* [WHAT YOU WILL DO]
Can you print every record below exactly as written?

* [MATERIAL FOR THIS TASK]

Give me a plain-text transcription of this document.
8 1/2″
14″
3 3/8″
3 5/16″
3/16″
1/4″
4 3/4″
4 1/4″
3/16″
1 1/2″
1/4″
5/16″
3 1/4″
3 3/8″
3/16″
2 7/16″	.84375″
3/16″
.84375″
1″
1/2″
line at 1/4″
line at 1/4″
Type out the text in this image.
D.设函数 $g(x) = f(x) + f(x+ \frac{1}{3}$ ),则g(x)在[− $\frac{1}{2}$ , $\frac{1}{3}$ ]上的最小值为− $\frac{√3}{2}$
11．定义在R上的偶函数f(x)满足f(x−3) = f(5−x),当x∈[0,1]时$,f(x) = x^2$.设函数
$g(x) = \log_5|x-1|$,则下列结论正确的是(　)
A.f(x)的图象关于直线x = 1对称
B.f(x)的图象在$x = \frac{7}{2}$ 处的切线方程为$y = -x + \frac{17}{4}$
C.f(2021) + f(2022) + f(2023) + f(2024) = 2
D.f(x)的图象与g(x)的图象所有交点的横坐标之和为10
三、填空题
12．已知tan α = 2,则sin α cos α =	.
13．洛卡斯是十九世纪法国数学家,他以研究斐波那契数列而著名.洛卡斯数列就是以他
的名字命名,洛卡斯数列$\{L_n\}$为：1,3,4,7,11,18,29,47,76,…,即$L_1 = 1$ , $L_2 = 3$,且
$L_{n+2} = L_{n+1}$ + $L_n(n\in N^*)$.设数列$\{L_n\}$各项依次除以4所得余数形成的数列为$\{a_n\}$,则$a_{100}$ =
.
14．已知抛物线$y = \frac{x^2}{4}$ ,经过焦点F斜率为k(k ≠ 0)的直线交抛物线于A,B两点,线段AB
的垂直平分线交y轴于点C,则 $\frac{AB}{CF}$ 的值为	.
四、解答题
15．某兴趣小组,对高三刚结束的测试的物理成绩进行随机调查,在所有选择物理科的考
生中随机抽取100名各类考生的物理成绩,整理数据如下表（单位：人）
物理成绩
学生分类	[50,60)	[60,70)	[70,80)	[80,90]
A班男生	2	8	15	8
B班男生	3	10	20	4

* [SOLUTION TO THE EXERCISE]
Give me a plain-text transcription of this document.
8 1/2″
14″
3 3/8″
3 5/16″
3/16″
1/4″
4 3/4″
4 1/4″
3/16″
1 1/2″
1/4″
5/16″
3 1/4″
3 3/8″
3/16″
2 7/16″	.84375″
3/16″
.84375″
1″
1/2″
line at 1/4″
line at 1/4″
Type out the text in this image.
D.设函数 $g(x) = f(x) + f(x+ \frac{1}{3}$ ),则g(x)在[− $\frac{1}{2}$ , $\frac{1}{3}$ ]上的最小值为− $\frac{√3}{2}$
11．定义在R上的偶函数f(x)满足f(x−3) = f(5−x),当x∈[0,1]时$,f(x) = x^2$.设函数
$g(x) = \log_5|x-1|$,则下列结论正确的是(　)
A.f(x)的图象关于直线x = 1对称
B.f(x)的图象在$x = \frac{7}{2}$ 处的切线方程为$y = -x + \frac{17}{4}$
C.f(2021) + f(2022) + f(2023) + f(2024) = 2
D.f(x)的图象与g(x)的图象所有交点的横坐标之和为10
三、填空题
12．已知tan α = 2,则sin α cos α =	.
13．洛卡斯是十九世纪法国数学家,他以研究斐波那契数列而著名.洛卡斯数列就是以他
的名字命名,洛卡斯数列$\{L_n\}$为：1,3,4,7,11,18,29,47,76,…,即$L_1 = 1$ , $L_2 = 3$,且
$L_{n+2} = L_{n+1}$ + $L_n(n\in N^*)$.设数列$\{L_n\}$各项依次除以4所得余数形成的数列为$\{a_n\}$,则$a_{100}$ =
.
14．已知抛物线$y = \frac{x^2}{4}$ ,经过焦点F斜率为k(k ≠ 0)的直线交抛物线于A,B两点,线段AB
的垂直平分线交y轴于点C,则 $\frac{AB}{CF}$ 的值为	.
四、解答题
15．某兴趣小组,对高三刚结束的测试的物理成绩进行随机调查,在所有选择物理科的考
生中随机抽取100名各类考生的物理成绩,整理数据如下表（单位：人）
物理成绩
学生分类	[50,60)	[60,70)	[70,80)	[80,90]
A班男生	2	8	15	8
B班男生	3	10	20	4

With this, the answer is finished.